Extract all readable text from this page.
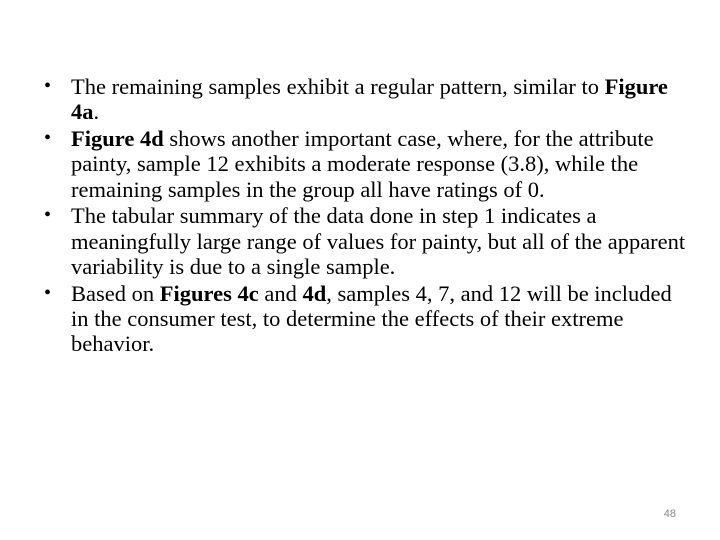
• The remaining samples exhibit a regular pattern, similar to Figure 4a.
• Figure 4d shows another important case, where, for the attribute painty, sample 12 exhibits a moderate response (3.8), while the remaining samples in the group all have ratings of 0.
• The tabular summary of the data done in step 1 indicates a meaningfully large range of values for painty, but all of the apparent variability is due to a single sample.
• Based on Figures 4c and 4d, samples 4, 7, and 12 will be included in the consumer test, to determine the effects of their extreme behavior.
48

┄┄┄┄┄┄┄┄┄┄┄┄┄┄┄┄┄┄┄┄

_EXERCISE DIRECTIONS:_ Extract each line from the entries above that contains the string "remaining".

_EXERCISE ANSWER:_
• The remaining samples exhibit a regular pattern, similar to Figure 4a.
• Figure 4d shows another important case, where, for the attribute painty, sample 12 exhibits a moderate response (3.8), while the remaining samples in the group all have ratings of 0.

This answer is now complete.